Below are some records; retype all of them exactly.

* * *

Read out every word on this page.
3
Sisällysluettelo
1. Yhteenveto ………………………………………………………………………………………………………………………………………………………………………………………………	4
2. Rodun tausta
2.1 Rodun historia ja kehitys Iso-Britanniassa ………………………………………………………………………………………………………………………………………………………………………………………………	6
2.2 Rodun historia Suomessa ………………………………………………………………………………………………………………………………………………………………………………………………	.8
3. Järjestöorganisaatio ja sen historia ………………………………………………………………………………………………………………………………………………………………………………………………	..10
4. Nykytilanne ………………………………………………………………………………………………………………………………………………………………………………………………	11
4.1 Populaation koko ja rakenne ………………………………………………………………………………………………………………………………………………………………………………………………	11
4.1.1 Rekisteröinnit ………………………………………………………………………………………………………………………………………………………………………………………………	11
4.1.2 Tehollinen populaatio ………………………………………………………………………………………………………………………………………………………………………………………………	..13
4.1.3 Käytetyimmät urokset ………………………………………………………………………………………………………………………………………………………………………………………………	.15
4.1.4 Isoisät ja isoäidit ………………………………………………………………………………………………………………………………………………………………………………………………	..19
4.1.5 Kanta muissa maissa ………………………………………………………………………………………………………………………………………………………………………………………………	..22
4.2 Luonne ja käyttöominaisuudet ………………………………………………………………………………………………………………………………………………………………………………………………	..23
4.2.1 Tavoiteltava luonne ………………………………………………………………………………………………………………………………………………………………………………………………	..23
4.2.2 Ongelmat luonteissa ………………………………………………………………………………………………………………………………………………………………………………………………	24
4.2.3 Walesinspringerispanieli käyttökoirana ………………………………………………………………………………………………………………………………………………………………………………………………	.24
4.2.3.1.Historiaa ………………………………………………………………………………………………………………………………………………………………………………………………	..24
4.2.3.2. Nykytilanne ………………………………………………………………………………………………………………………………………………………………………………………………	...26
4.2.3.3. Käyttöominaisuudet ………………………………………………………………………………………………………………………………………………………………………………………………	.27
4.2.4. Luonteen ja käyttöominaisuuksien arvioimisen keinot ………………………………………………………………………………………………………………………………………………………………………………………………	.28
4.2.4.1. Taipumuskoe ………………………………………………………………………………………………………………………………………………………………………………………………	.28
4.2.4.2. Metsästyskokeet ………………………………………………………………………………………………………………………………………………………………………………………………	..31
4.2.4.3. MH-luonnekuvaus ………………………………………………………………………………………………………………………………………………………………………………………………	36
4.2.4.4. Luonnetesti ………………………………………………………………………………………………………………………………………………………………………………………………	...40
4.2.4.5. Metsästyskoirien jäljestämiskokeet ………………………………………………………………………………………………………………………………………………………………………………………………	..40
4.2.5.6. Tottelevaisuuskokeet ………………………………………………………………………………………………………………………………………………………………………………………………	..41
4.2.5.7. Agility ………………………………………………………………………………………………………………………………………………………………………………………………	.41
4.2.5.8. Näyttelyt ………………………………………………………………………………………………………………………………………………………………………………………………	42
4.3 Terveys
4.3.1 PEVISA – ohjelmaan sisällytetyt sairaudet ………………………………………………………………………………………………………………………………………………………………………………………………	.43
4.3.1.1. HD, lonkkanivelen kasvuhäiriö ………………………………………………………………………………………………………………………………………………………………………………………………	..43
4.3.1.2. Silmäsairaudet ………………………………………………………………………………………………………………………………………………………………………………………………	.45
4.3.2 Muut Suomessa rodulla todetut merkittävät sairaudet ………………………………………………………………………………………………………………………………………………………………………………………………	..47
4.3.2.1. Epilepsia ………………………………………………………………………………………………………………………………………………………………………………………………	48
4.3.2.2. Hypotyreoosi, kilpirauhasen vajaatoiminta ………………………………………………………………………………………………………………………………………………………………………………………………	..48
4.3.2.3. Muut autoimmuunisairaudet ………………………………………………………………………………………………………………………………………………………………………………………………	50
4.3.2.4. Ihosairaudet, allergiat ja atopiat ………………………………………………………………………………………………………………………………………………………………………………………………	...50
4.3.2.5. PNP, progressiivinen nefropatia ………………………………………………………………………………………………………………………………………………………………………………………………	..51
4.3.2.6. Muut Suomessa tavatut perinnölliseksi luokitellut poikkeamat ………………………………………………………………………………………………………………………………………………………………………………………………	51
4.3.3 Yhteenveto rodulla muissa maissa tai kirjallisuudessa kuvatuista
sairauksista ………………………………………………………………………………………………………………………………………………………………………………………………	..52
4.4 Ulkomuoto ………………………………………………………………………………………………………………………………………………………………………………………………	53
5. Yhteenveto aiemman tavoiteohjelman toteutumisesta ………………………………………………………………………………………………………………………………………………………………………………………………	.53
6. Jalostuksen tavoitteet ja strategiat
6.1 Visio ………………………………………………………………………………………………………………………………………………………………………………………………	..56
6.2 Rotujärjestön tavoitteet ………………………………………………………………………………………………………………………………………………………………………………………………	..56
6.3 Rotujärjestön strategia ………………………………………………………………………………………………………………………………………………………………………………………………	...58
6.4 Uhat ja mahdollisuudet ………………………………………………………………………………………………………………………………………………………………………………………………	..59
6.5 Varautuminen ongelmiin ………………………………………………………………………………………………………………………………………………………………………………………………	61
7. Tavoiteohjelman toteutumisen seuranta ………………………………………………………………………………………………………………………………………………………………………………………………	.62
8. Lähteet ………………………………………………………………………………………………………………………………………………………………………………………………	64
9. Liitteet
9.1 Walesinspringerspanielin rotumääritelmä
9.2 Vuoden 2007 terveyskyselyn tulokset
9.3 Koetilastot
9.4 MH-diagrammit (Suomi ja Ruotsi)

* * *

Full answer:
Read out every word on this page.
3
Sisällysluettelo
1. Yhteenveto ………………………………………………………………………………………………………………………………………………………………………………………………	4
2. Rodun tausta
2.1 Rodun historia ja kehitys Iso-Britanniassa ………………………………………………………………………………………………………………………………………………………………………………………………	6
2.2 Rodun historia Suomessa ………………………………………………………………………………………………………………………………………………………………………………………………	.8
3. Järjestöorganisaatio ja sen historia ………………………………………………………………………………………………………………………………………………………………………………………………	..10
4. Nykytilanne ………………………………………………………………………………………………………………………………………………………………………………………………	11
4.1 Populaation koko ja rakenne ………………………………………………………………………………………………………………………………………………………………………………………………	11
4.1.1 Rekisteröinnit ………………………………………………………………………………………………………………………………………………………………………………………………	11
4.1.2 Tehollinen populaatio ………………………………………………………………………………………………………………………………………………………………………………………………	..13
4.1.3 Käytetyimmät urokset ………………………………………………………………………………………………………………………………………………………………………………………………	.15
4.1.4 Isoisät ja isoäidit ………………………………………………………………………………………………………………………………………………………………………………………………	..19
4.1.5 Kanta muissa maissa ………………………………………………………………………………………………………………………………………………………………………………………………	..22
4.2 Luonne ja käyttöominaisuudet ………………………………………………………………………………………………………………………………………………………………………………………………	..23
4.2.1 Tavoiteltava luonne ………………………………………………………………………………………………………………………………………………………………………………………………	..23
4.2.2 Ongelmat luonteissa ………………………………………………………………………………………………………………………………………………………………………………………………	24
4.2.3 Walesinspringerispanieli käyttökoirana ………………………………………………………………………………………………………………………………………………………………………………………………	.24
4.2.3.1.Historiaa ………………………………………………………………………………………………………………………………………………………………………………………………	..24
4.2.3.2. Nykytilanne ………………………………………………………………………………………………………………………………………………………………………………………………	...26
4.2.3.3. Käyttöominaisuudet ………………………………………………………………………………………………………………………………………………………………………………………………	.27
4.2.4. Luonteen ja käyttöominaisuuksien arvioimisen keinot ………………………………………………………………………………………………………………………………………………………………………………………………	.28
4.2.4.1. Taipumuskoe ………………………………………………………………………………………………………………………………………………………………………………………………	.28
4.2.4.2. Metsästyskokeet ………………………………………………………………………………………………………………………………………………………………………………………………	..31
4.2.4.3. MH-luonnekuvaus ………………………………………………………………………………………………………………………………………………………………………………………………	36
4.2.4.4. Luonnetesti ………………………………………………………………………………………………………………………………………………………………………………………………	...40
4.2.4.5. Metsästyskoirien jäljestämiskokeet ………………………………………………………………………………………………………………………………………………………………………………………………	..40
4.2.5.6. Tottelevaisuuskokeet ………………………………………………………………………………………………………………………………………………………………………………………………	..41
4.2.5.7. Agility ………………………………………………………………………………………………………………………………………………………………………………………………	.41
4.2.5.8. Näyttelyt ………………………………………………………………………………………………………………………………………………………………………………………………	42
4.3 Terveys
4.3.1 PEVISA – ohjelmaan sisällytetyt sairaudet ………………………………………………………………………………………………………………………………………………………………………………………………	.43
4.3.1.1. HD, lonkkanivelen kasvuhäiriö ………………………………………………………………………………………………………………………………………………………………………………………………	..43
4.3.1.2. Silmäsairaudet ………………………………………………………………………………………………………………………………………………………………………………………………	.45
4.3.2 Muut Suomessa rodulla todetut merkittävät sairaudet ………………………………………………………………………………………………………………………………………………………………………………………………	..47
4.3.2.1. Epilepsia ………………………………………………………………………………………………………………………………………………………………………………………………	48
4.3.2.2. Hypotyreoosi, kilpirauhasen vajaatoiminta ………………………………………………………………………………………………………………………………………………………………………………………………	..48
4.3.2.3. Muut autoimmuunisairaudet ………………………………………………………………………………………………………………………………………………………………………………………………	50
4.3.2.4. Ihosairaudet, allergiat ja atopiat ………………………………………………………………………………………………………………………………………………………………………………………………	...50
4.3.2.5. PNP, progressiivinen nefropatia ………………………………………………………………………………………………………………………………………………………………………………………………	..51
4.3.2.6. Muut Suomessa tavatut perinnölliseksi luokitellut poikkeamat ………………………………………………………………………………………………………………………………………………………………………………………………	51
4.3.3 Yhteenveto rodulla muissa maissa tai kirjallisuudessa kuvatuista
sairauksista ………………………………………………………………………………………………………………………………………………………………………………………………	..52
4.4 Ulkomuoto ………………………………………………………………………………………………………………………………………………………………………………………………	53
5. Yhteenveto aiemman tavoiteohjelman toteutumisesta ………………………………………………………………………………………………………………………………………………………………………………………………	.53
6. Jalostuksen tavoitteet ja strategiat
6.1 Visio ………………………………………………………………………………………………………………………………………………………………………………………………	..56
6.2 Rotujärjestön tavoitteet ………………………………………………………………………………………………………………………………………………………………………………………………	..56
6.3 Rotujärjestön strategia ………………………………………………………………………………………………………………………………………………………………………………………………	...58
6.4 Uhat ja mahdollisuudet ………………………………………………………………………………………………………………………………………………………………………………………………	..59
6.5 Varautuminen ongelmiin ………………………………………………………………………………………………………………………………………………………………………………………………	61
7. Tavoiteohjelman toteutumisen seuranta ………………………………………………………………………………………………………………………………………………………………………………………………	.62
8. Lähteet ………………………………………………………………………………………………………………………………………………………………………………………………	64
9. Liitteet
9.1 Walesinspringerspanielin rotumääritelmä
9.2 Vuoden 2007 terveyskyselyn tulokset
9.3 Koetilastot
9.4 MH-diagrammit (Suomi ja Ruotsi)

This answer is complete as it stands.